→ **Exercise description**
Report each line of the data that has "Latitude" somewhere in it.

* Start Given data *

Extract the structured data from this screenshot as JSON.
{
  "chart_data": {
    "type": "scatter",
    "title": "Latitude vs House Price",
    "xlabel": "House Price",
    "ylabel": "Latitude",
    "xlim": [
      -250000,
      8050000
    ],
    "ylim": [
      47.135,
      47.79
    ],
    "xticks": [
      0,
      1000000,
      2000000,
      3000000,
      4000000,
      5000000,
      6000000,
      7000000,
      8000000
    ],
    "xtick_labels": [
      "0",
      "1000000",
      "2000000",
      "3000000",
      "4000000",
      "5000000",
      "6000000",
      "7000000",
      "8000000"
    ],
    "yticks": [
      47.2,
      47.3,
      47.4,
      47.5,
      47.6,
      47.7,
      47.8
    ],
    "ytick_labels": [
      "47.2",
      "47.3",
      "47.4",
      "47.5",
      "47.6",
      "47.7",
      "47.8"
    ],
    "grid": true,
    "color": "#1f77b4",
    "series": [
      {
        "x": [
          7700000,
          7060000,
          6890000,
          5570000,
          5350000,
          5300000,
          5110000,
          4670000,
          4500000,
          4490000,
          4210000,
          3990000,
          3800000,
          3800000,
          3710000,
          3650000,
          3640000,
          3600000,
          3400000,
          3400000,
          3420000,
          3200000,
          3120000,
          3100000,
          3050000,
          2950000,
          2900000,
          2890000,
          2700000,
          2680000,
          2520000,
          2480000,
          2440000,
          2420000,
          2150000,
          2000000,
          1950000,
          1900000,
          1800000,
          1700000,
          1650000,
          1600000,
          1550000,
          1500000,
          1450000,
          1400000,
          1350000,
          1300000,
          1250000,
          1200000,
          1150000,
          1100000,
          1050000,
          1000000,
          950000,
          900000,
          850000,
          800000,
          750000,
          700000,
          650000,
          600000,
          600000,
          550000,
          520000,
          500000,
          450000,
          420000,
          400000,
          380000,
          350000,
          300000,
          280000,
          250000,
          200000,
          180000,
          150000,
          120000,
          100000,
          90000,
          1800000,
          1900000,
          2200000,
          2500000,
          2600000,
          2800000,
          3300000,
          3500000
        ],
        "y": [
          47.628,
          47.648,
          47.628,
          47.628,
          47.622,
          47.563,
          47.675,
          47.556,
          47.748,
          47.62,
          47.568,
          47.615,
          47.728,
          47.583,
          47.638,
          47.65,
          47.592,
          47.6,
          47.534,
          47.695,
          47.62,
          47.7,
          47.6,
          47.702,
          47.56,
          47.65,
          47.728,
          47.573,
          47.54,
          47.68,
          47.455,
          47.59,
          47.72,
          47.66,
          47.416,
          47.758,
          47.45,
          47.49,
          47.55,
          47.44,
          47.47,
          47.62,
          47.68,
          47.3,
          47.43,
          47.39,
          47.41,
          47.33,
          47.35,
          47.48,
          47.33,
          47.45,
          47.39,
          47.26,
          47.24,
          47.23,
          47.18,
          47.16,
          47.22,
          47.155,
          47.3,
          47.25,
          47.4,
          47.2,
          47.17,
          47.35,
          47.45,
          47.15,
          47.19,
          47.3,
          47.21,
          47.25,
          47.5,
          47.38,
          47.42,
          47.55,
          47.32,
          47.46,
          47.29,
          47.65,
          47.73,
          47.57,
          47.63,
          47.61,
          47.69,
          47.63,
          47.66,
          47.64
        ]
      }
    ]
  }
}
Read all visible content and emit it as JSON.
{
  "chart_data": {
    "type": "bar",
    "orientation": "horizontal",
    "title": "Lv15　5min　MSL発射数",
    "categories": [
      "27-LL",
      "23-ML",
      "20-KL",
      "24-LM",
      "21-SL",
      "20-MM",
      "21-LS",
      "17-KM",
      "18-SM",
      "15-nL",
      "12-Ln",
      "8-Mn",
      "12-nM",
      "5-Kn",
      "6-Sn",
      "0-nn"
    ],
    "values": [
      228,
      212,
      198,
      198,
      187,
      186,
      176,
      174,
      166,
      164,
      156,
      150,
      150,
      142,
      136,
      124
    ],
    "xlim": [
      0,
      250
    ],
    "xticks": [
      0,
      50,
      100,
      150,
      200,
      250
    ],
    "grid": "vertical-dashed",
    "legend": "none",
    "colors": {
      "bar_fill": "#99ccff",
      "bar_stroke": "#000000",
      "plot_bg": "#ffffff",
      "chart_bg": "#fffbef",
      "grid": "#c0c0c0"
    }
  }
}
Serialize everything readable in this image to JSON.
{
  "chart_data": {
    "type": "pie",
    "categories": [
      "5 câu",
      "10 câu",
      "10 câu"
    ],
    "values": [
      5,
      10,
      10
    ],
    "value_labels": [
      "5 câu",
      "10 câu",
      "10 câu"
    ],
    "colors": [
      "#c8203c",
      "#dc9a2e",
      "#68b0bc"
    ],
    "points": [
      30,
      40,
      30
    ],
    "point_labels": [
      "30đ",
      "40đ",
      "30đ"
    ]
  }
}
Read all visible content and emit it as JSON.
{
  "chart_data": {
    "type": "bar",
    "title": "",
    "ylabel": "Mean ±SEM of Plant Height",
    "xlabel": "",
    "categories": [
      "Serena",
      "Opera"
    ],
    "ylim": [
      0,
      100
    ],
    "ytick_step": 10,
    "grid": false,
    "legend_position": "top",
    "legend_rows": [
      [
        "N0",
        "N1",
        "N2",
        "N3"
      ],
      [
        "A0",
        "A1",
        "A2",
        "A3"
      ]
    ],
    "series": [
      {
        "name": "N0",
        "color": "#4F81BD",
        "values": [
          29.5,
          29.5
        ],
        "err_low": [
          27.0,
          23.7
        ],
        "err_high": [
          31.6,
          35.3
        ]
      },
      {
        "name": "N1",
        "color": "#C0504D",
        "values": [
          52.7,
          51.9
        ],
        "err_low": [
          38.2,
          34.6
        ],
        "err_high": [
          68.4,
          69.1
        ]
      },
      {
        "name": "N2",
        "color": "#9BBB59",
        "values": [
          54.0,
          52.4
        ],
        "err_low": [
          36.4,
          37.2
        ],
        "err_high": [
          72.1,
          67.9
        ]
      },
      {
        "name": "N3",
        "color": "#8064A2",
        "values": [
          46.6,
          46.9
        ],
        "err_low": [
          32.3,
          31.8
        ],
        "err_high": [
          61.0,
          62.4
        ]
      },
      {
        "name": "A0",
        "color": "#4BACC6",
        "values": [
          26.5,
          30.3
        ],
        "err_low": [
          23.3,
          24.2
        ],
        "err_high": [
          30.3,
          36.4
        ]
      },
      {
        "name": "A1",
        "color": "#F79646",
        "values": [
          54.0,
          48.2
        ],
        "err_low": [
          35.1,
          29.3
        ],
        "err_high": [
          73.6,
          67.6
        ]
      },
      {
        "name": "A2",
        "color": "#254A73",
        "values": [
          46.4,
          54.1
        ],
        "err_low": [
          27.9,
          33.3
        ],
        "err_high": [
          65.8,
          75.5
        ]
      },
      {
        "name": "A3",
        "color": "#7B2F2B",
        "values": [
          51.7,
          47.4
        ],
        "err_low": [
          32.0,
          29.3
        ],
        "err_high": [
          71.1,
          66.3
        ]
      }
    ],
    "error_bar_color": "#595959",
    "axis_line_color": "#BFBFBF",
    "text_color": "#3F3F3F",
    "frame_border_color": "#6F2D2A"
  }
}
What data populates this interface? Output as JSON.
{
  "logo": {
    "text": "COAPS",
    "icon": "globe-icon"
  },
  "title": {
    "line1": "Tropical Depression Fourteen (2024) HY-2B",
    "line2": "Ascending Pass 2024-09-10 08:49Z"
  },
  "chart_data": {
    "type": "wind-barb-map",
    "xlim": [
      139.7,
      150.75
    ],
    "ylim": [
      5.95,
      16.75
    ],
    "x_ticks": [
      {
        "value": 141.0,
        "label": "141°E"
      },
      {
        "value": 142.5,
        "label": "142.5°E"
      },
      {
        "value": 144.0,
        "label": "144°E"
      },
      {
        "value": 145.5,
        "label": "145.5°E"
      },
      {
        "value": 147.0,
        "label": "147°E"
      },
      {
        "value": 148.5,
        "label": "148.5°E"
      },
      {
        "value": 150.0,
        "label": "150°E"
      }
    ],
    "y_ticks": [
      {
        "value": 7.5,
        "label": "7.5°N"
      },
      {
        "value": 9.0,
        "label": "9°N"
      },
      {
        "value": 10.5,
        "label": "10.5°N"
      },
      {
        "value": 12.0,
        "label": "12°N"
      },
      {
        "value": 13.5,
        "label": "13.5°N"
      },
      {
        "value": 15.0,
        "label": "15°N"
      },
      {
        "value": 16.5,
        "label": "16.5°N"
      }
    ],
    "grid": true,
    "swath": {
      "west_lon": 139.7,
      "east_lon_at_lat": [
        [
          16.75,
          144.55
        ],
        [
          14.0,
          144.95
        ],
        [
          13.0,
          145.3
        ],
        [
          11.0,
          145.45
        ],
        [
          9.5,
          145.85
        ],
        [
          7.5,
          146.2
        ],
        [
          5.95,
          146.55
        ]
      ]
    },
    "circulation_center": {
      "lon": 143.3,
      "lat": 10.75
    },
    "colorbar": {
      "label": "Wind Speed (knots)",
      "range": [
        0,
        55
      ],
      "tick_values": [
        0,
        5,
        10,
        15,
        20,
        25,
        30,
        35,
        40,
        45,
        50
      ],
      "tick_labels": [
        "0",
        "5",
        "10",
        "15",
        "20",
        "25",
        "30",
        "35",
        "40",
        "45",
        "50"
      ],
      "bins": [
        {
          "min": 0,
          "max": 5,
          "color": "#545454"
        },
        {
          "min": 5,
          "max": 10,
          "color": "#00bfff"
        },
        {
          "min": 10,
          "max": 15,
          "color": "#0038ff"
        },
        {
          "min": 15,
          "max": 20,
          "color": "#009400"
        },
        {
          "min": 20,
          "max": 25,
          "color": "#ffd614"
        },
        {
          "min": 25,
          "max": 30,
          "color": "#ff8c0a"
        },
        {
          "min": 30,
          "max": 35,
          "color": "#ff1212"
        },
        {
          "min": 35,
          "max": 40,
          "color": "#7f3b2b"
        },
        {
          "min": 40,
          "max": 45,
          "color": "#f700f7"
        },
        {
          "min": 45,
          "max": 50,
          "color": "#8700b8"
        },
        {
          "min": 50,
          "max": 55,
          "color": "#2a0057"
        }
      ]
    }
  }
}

* End Given data *

→ **Answer below**
    "title": "Latitude vs House Price",
    "ylabel": "Latitude",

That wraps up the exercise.